**INSTRUCTIONS TO FOLLOW:** Repeat exactly the lines that run from the one containing "Convert this document image to plain text." to the end of the data, and leave out all others.

Start of EXERCISE MATERIALS

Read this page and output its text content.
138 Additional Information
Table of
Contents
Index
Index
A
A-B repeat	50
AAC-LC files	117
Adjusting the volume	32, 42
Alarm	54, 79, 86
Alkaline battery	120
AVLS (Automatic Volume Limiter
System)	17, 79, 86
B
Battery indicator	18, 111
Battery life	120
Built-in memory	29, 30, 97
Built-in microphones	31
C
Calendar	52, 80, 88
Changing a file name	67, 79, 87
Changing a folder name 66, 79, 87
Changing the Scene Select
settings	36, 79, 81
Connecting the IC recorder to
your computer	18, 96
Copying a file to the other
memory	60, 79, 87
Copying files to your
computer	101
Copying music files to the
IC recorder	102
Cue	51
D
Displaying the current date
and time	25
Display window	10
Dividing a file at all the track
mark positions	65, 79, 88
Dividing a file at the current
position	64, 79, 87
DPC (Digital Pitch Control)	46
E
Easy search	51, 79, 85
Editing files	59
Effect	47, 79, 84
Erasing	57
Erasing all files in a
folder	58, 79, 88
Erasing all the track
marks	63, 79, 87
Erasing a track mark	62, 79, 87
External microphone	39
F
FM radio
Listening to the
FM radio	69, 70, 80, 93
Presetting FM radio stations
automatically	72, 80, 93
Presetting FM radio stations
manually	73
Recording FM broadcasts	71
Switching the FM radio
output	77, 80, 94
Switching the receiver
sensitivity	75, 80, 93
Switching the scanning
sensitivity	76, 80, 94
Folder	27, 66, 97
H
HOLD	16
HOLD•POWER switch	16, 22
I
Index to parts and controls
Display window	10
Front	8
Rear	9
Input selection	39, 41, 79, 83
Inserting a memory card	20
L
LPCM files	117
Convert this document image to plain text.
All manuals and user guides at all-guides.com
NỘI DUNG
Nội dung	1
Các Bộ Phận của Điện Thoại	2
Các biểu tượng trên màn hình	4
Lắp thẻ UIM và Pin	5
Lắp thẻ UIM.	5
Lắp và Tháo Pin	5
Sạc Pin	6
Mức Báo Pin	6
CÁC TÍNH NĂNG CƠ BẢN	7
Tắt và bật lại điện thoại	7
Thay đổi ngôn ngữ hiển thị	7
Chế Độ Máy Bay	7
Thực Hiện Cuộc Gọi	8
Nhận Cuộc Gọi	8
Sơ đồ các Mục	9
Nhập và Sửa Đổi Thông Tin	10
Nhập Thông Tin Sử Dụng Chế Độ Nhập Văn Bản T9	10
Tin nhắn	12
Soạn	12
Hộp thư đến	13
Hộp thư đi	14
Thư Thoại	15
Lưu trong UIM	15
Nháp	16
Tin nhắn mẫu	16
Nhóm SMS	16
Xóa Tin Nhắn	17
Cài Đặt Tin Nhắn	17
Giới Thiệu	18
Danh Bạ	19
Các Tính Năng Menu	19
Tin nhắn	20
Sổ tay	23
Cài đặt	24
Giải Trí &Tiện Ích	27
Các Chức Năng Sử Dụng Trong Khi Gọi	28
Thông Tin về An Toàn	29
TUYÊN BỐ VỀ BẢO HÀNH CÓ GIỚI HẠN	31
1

End of EXERCISE MATERIALS

**ANSWER TO THIS PROBLEM:**
Convert this document image to plain text.
All manuals and user guides at all-guides.com
NỘI DUNG
Nội dung	1
Các Bộ Phận của Điện Thoại	2
Các biểu tượng trên màn hình	4
Lắp thẻ UIM và Pin	5
Lắp thẻ UIM.	5
Lắp và Tháo Pin	5
Sạc Pin	6
Mức Báo Pin	6
CÁC TÍNH NĂNG CƠ BẢN	7
Tắt và bật lại điện thoại	7
Thay đổi ngôn ngữ hiển thị	7
Chế Độ Máy Bay	7
Thực Hiện Cuộc Gọi	8
Nhận Cuộc Gọi	8
Sơ đồ các Mục	9
Nhập và Sửa Đổi Thông Tin	10
Nhập Thông Tin Sử Dụng Chế Độ Nhập Văn Bản T9	10
Tin nhắn	12
Soạn	12
Hộp thư đến	13
Hộp thư đi	14
Thư Thoại	15
Lưu trong UIM	15
Nháp	16
Tin nhắn mẫu	16
Nhóm SMS	16
Xóa Tin Nhắn	17
Cài Đặt Tin Nhắn	17
Giới Thiệu	18
Danh Bạ	19
Các Tính Năng Menu	19
Tin nhắn	20
Sổ tay	23
Cài đặt	24
Giải Trí &Tiện Ích	27
Các Chức Năng Sử Dụng Trong Khi Gọi	28
Thông Tin về An Toàn	29
TUYÊN BỐ VỀ BẢO HÀNH CÓ GIỚI HẠN	31
1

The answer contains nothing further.